Extracted records:
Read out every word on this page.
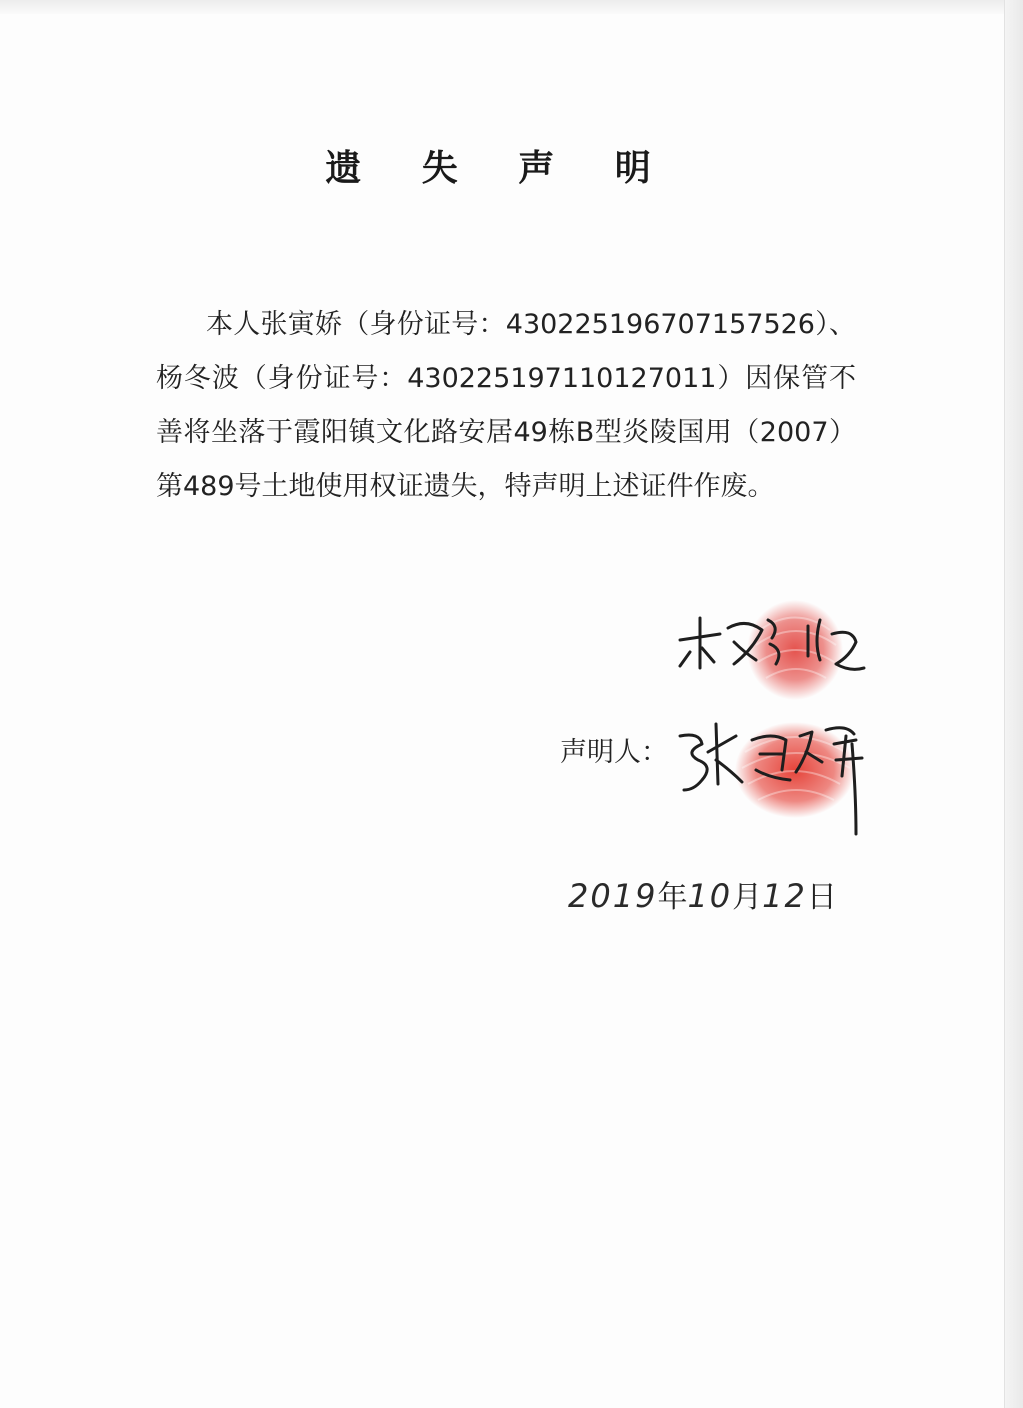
遗 失 声 明

本人张寅娇（身份证号：430225196707157526）、杨冬波（身份证号：430225197110127011）因保管不善将坐落于霞阳镇文化路安居49栋B型炎陵国用（2007）第489号土地使用权证遗失，特声明上述证件作废。

声明人：
2019年10月12日
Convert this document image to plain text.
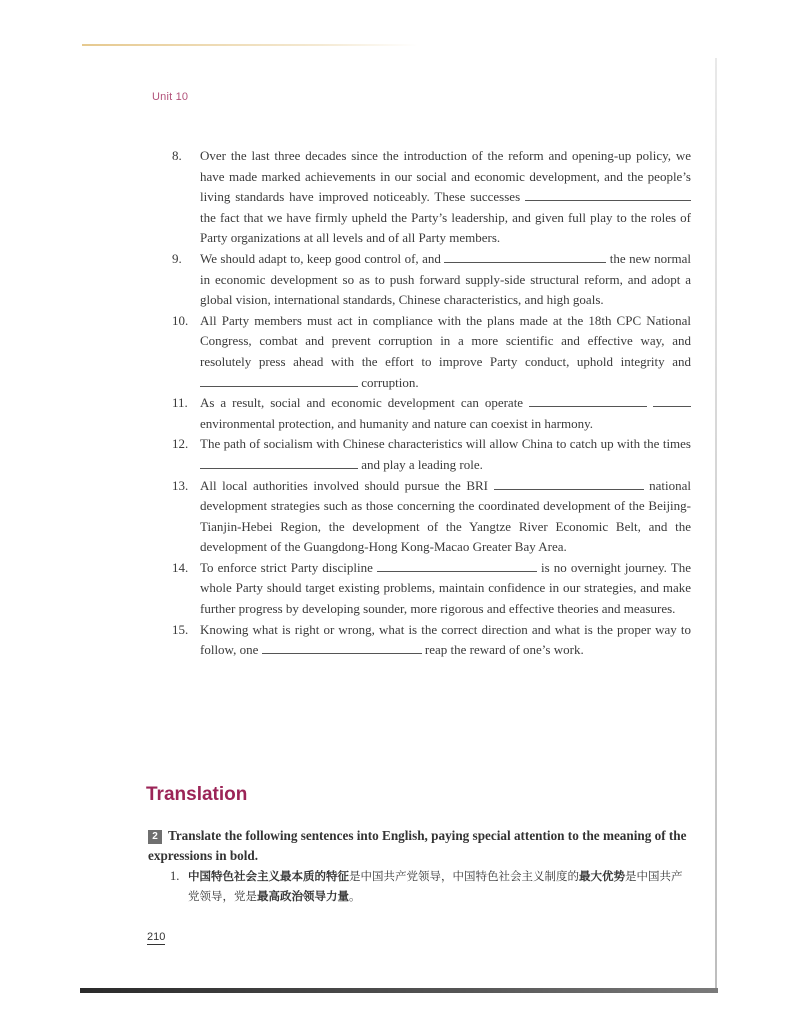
Unit 10
8. Over the last three decades since the introduction of the reform and opening-up policy, we have made marked achievements in our social and economic development, and the people’s living standards have improved noticeably. These successes  the fact that we have firmly upheld the Party’s leadership, and given full play to the roles of Party organizations at all levels and of all Party members.
9. We should adapt to, keep good control of, and	the new normal in economic development so as to push forward supply-side structural reform, and adopt a global vision, international standards, Chinese characteristics, and high goals.
10. All Party members must act in compliance with the plans made at the 18th CPC National Congress, combat and prevent corruption in a more scientific and effective way, and resolutely press ahead with the effort to improve Party conduct, uphold integrity and  corruption.
11. As a result, social and economic development can operate   environmental protection, and humanity and nature can coexist in harmony.
12. The path of socialism with Chinese characteristics will allow China to catch up with the times  and play a leading role.
13. All local authorities involved should pursue the BRI	national development strategies such as those concerning the coordinated development of the Beijing-Tianjin-Hebei Region, the development of the Yangtze River Economic Belt, and the development of the Guangdong-Hong Kong-Macao Greater Bay Area.
14. To enforce strict Party discipline	is no overnight journey. The whole Party should target existing problems, maintain confidence in our strategies, and make further progress by developing sounder, more rigorous and effective theories and measures.
15. Knowing what is right or wrong, what is the correct direction and what is the proper way to follow, one	reap the reward of one’s work.
Translation
2 Translate the following sentences into English, paying special attention to the meaning of the expressions in bold.
1. 中国特色社会主义最本质的特征是中国共产党领导，中国特色社会主义制度的最大优势是中国共产党领导，党是最高政治领导力量。
210
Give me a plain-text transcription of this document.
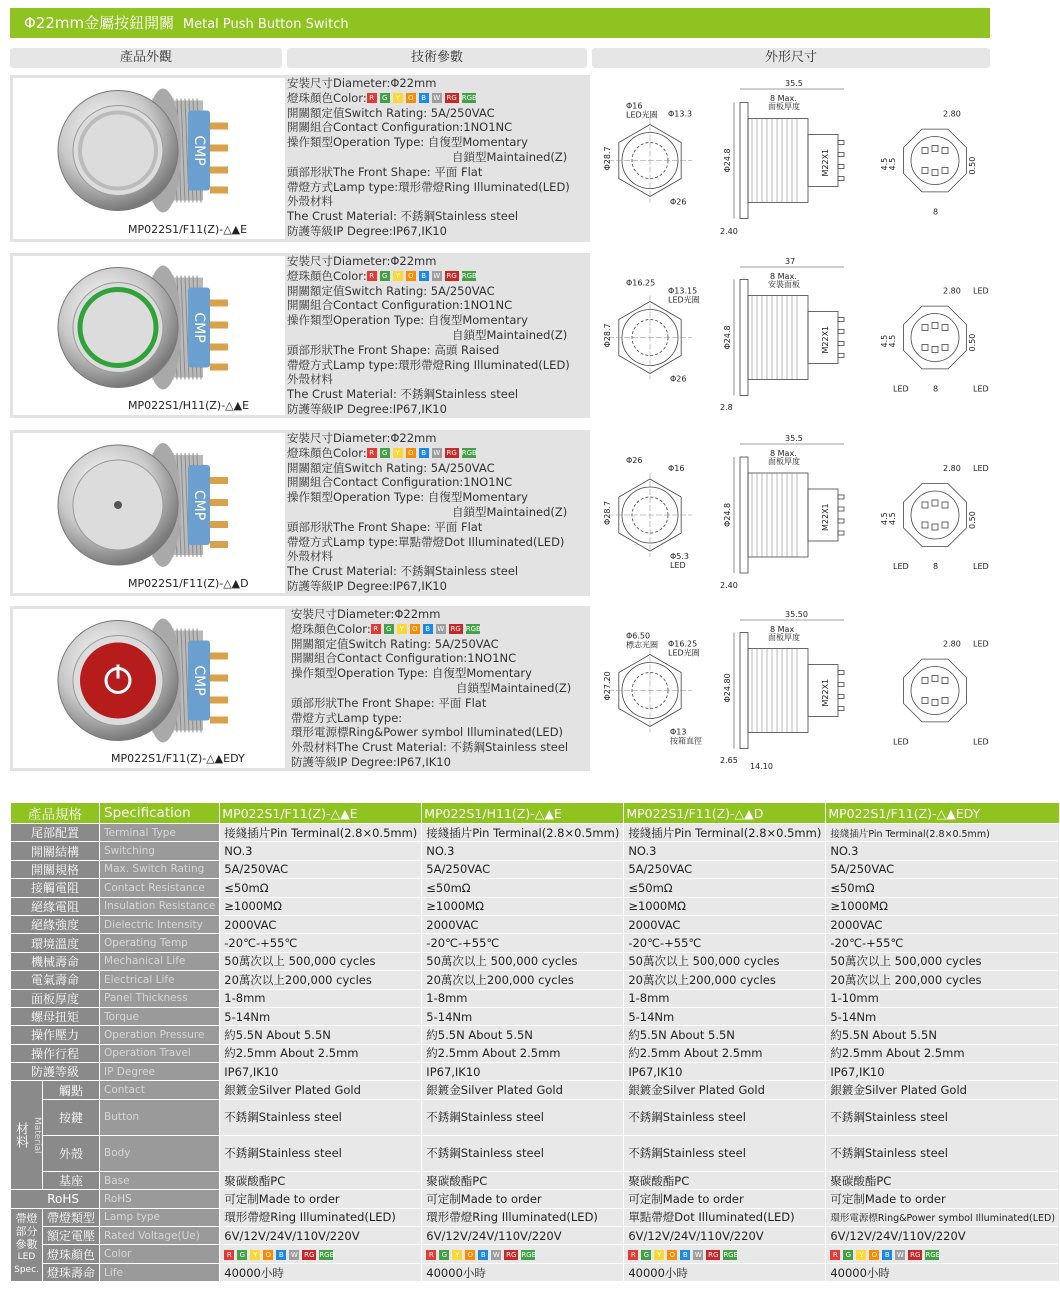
Φ22mm金屬按鈕開關 Metal Push Button Switch
產品外觀	技術參數	外形尺寸
CMP
MP022S1/F11(Z)-△▲E
安裝尺寸Diameter:Φ22mm
燈珠顏色Color: R G Y O B W RG RGB
開關額定值Switch Rating: 5A/250VAC
開關組合Contact Configuration:1NO1NC
操作類型Operation Type: 自復型Momentary
自鎖型Maintained(Z)
頭部形狀The Front Shape: 平面 Flat
帶燈方式Lamp type:環形帶燈Ring Illuminated(LED)
外殼材料
The Crust Material: 不銹鋼Stainless steel
防護等級IP Degree:IP67,IK10
Φ16
LED光圈 Φ13.3
Φ28.7	Φ24.8
Φ26
35.5
8 Max.
面板厚度
M22X1
2.40
2.80
4.5 4.5	0.50
8
CMP
MP022S1/H11(Z)-△▲E
安裝尺寸Diameter:Φ22mm
燈珠顏色Color: R G Y O B W RG RGB
開關額定值Switch Rating: 5A/250VAC
開關組合Contact Configuration:1NO1NC
操作類型Operation Type: 自復型Momentary
自鎖型Maintained(Z)
頭部形狀The Front Shape: 高頭 Raised
帶燈方式Lamp type:環形帶燈Ring Illuminated(LED)
外殼材料
The Crust Material: 不銹鋼Stainless steel
防護等級IP Degree:IP67,IK10
Φ16.25
Φ13.15
LED光圈
Φ28.7	Φ24.8
Φ26
37
8 Max.
安裝面板
M22X1
2.8
2.80
4.5 4.5	0.50
8
LED
LED	LED
CMP
MP022S1/F11(Z)-△▲D
安裝尺寸Diameter:Φ22mm
燈珠顏色Color: R G Y O B W RG RGB
開關額定值Switch Rating: 5A/250VAC
開關組合Contact Configuration:1NO1NC
操作類型Operation Type: 自復型Momentary
自鎖型Maintained(Z)
頭部形狀The Front Shape: 平面 Flat
帶燈方式Lamp type:單點帶燈Dot Illuminated(LED)
外殼材料
The Crust Material: 不銹鋼Stainless steel
防護等級IP Degree:IP67,IK10
Φ26
Φ16
Φ28.7	Φ24.8
Φ5.3
LED
35.5
8 Max.
面板厚度
M22X1
2.40
2.80
4.5 4.5	0.50
8
LED
LED	LED
CMP
MP022S1/F11(Z)-△▲EDY
安裝尺寸Diameter:Φ22mm
燈珠顏色Color: R G Y O B W RG RGB
開關額定值Switch Rating: 5A/250VAC
開關組合Contact Configuration:1NO1NC
操作類型Operation Type: 自復型Momentary
自鎖型Maintained(Z)
頭部形狀The Front Shape: 平面 Flat
帶燈方式Lamp type:
環形電源標Ring&Power symbol Illuminated(LED)
外殼材料The Crust Material: 不銹鋼Stainless steel
防護等級IP Degree:IP67,IK10
Φ6.50
標志光圈 Φ16.25
LED光圈
Φ27.20	Φ24.80
Φ13
按箱直徑
35.50
8 Max
面板厚度
M22X1
2.65
14.10
2.80 LED
LED	LED
產品規格		Specification	MP022S1/F11(Z)-△▲E	MP022S1/H11(Z)-△▲E	MP022S1/F11(Z)-△▲D	MP022S1/F11(Z)-△▲EDY
尾部配置		Terminal Type	接綫插片Pin Terminal(2.8×0.5mm)	接綫插片Pin Terminal(2.8×0.5mm)	接綫插片Pin Terminal(2.8×0.5mm)	接綫插片Pin Terminal(2.8×0.5mm)
開關結構		Switching	NO.3	NO.3	NO.3	NO.3
開關規格		Max. Switch Rating	5A/250VAC	5A/250VAC	5A/250VAC	5A/250VAC
接觸電阻		Contact Resistance	≤50mΩ	≤50mΩ	≤50mΩ	≤50mΩ
絕緣電阻		Insulation Resistance	≥1000MΩ	≥1000MΩ	≥1000MΩ	≥1000MΩ
絕緣強度		Dielectric Intensity	2000VAC	2000VAC	2000VAC	2000VAC
環境溫度		Operating Temp	-20℃-+55℃	-20℃-+55℃	-20℃-+55℃	-20℃-+55℃
機械壽命		Mechanical Life	50萬次以上 500,000 cycles	50萬次以上 500,000 cycles	50萬次以上 500,000 cycles	50萬次以上 500,000 cycles
電氣壽命		Electrical Life	20萬次以上200,000 cycles	20萬次以上200,000 cycles	20萬次以上200,000 cycles	20萬次以上 200,000 cycles
面板厚度		Panel Thickness	1-8mm	1-8mm	1-8mm	1-10mm
螺母扭矩		Torque	5-14Nm	5-14Nm	5-14Nm	5-14Nm
操作壓力		Operation Pressure	約5.5N About 5.5N	約5.5N About 5.5N	約5.5N About 5.5N	約5.5N About 5.5N
操作行程		Operation Travel	約2.5mm About 2.5mm	約2.5mm About 2.5mm	約2.5mm About 2.5mm	約2.5mm About 2.5mm
防護等級		IP Degree	IP67,IK10	IP67,IK10	IP67,IK10	IP67,IK10

材料 Material	觸點	Contact	銀鍍金Silver Plated Gold	銀鍍金Silver Plated Gold	銀鍍金Silver Plated Gold	銀鍍金Silver Plated Gold
	按鍵	Button	不銹鋼Stainless steel	不銹鋼Stainless steel	不銹鋼Stainless steel	不銹鋼Stainless steel
	外殼	Body	不銹鋼Stainless steel	不銹鋼Stainless steel	不銹鋼Stainless steel	不銹鋼Stainless steel
	基座	Base	聚碳酸酯PC	聚碳酸酯PC	聚碳酸酯PC	聚碳酸酯PC
RoHS		RoHS	可定制Made to order	可定制Made to order	可定制Made to order	可定制Made to order

帶燈
部分
參數
LED
Spec.	帶燈類型	Lamp type	環形帶燈Ring Illuminated(LED)	環形帶燈Ring Illuminated(LED)	單點帶燈Dot Illuminated(LED)	環形電源標Ring&Power symbol Illuminated(LED)
	額定電壓	Rated Voltage(Ue)	6V/12V/24V/110V/220V	6V/12V/24V/110V/220V	6V/12V/24V/110V/220V	6V/12V/24V/110V/220V
	燈珠顏色	Color	R G Y O B W RG RGB	R G Y O B W RG RGB	R G Y O B W RG RGB	R G Y O B W RG RGB
	燈珠壽命	Life	40000小時	40000小時	40000小時	40000小時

*Task requirements*
Lines holding the word "with" should be counted across the entries; state only how many there are.

*Exercise solution*
2